● **What is asked**: Pull out every line containing the string "succeed".

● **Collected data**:
####################

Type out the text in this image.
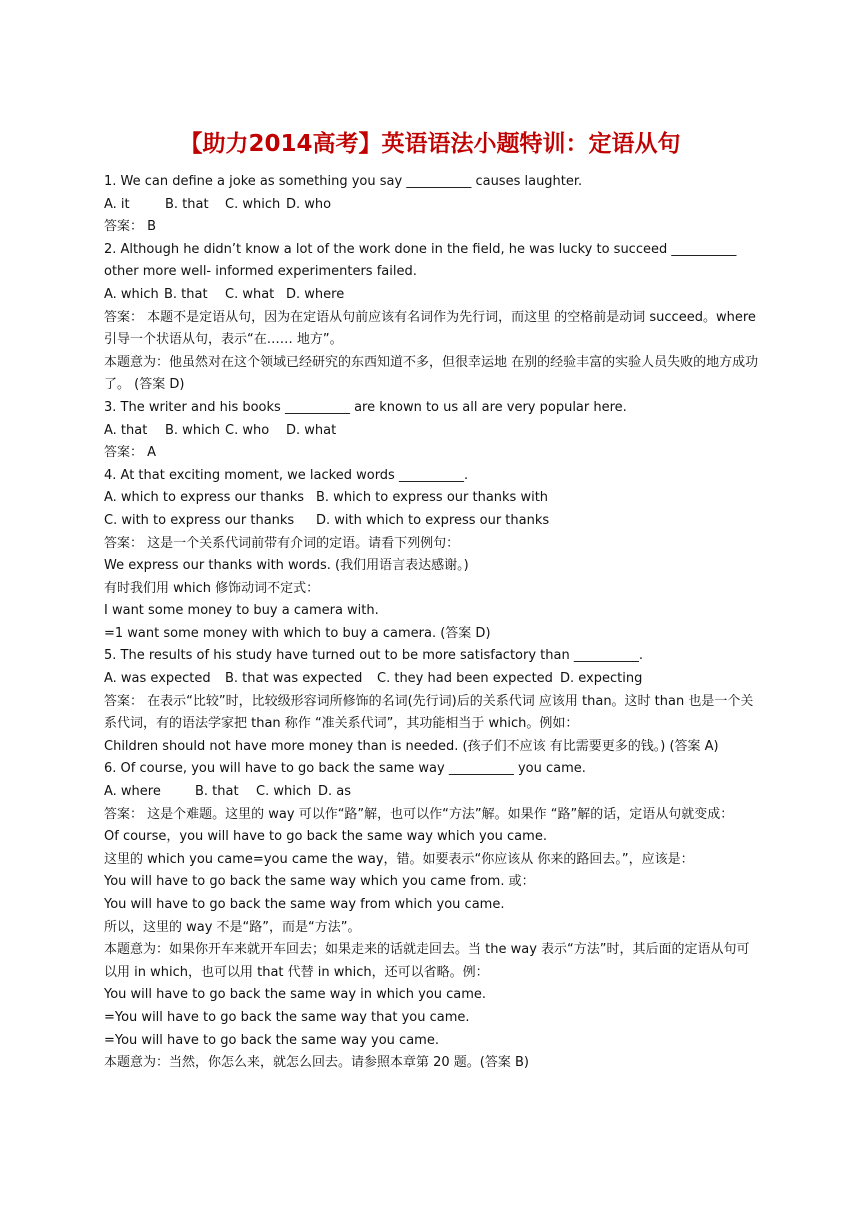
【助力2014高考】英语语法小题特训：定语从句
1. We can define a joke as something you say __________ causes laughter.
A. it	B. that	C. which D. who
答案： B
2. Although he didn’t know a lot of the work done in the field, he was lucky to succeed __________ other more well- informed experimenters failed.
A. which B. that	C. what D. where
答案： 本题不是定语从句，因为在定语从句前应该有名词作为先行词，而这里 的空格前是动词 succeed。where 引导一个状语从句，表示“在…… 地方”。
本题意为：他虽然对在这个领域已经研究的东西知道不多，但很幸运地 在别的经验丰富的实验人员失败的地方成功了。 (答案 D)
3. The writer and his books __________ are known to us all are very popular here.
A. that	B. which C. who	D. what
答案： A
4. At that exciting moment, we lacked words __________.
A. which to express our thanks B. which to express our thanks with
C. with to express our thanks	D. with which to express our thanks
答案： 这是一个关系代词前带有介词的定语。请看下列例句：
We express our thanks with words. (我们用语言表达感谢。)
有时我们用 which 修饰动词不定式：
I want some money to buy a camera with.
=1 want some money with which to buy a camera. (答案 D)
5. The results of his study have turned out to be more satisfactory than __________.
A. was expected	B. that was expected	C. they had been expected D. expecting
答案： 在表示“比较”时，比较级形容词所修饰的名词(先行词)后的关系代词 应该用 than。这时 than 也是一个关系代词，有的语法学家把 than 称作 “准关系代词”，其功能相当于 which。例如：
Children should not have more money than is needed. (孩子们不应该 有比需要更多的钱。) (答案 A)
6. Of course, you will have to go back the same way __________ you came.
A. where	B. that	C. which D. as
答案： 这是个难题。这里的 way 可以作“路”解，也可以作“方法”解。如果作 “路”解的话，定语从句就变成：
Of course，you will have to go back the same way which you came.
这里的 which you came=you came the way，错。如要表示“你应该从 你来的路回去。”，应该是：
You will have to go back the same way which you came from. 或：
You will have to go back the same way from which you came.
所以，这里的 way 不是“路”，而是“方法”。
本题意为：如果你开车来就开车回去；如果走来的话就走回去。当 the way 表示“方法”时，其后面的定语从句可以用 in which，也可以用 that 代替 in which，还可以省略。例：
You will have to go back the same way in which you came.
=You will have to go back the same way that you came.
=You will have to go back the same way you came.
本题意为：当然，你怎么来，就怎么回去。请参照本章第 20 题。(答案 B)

####################

● **Worked solution**:
2. Although he didn’t know a lot of the work done in the field, he was lucky to succeed __________ other more well- informed experimenters failed.
答案： 本题不是定语从句，因为在定语从句前应该有名词作为先行词，而这里 的空格前是动词 succeed。where 引导一个状语从句，表示“在…… 地方”。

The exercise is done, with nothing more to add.